» TASK REQUIREMENTS
Please print the full listing exactly.

» SOURCE MATERIAL
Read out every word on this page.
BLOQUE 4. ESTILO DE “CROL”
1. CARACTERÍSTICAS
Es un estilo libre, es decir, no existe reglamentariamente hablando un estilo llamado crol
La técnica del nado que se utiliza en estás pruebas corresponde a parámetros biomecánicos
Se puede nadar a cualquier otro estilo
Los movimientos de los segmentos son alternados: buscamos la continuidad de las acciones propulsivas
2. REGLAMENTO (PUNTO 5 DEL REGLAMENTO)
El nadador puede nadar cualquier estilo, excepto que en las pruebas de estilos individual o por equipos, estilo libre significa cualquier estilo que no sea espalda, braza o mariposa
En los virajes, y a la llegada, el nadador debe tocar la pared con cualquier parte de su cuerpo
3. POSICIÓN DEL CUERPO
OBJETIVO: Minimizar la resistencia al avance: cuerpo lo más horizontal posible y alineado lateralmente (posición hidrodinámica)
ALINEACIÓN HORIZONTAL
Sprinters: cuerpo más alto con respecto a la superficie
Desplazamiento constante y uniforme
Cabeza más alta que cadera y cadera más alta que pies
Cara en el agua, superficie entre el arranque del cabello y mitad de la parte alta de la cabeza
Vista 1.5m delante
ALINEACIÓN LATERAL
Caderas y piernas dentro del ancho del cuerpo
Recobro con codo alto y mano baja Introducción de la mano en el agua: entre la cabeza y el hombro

» EXERCISE SOLUTION
Read out every word on this page.
BLOQUE 4. ESTILO DE “CROL”
1. CARACTERÍSTICAS
Es un estilo libre, es decir, no existe reglamentariamente hablando un estilo llamado crol
La técnica del nado que se utiliza en estás pruebas corresponde a parámetros biomecánicos
Se puede nadar a cualquier otro estilo
Los movimientos de los segmentos son alternados: buscamos la continuidad de las acciones propulsivas
2. REGLAMENTO (PUNTO 5 DEL REGLAMENTO)
El nadador puede nadar cualquier estilo, excepto que en las pruebas de estilos individual o por equipos, estilo libre significa cualquier estilo que no sea espalda, braza o mariposa
En los virajes, y a la llegada, el nadador debe tocar la pared con cualquier parte de su cuerpo
3. POSICIÓN DEL CUERPO
OBJETIVO: Minimizar la resistencia al avance: cuerpo lo más horizontal posible y alineado lateralmente (posición hidrodinámica)
ALINEACIÓN HORIZONTAL
Sprinters: cuerpo más alto con respecto a la superficie
Desplazamiento constante y uniforme
Cabeza más alta que cadera y cadera más alta que pies
Cara en el agua, superficie entre el arranque del cabello y mitad de la parte alta de la cabeza
Vista 1.5m delante
ALINEACIÓN LATERAL
Caderas y piernas dentro del ancho del cuerpo
Recobro con codo alto y mano baja Introducción de la mano en el agua: entre la cabeza y el hombro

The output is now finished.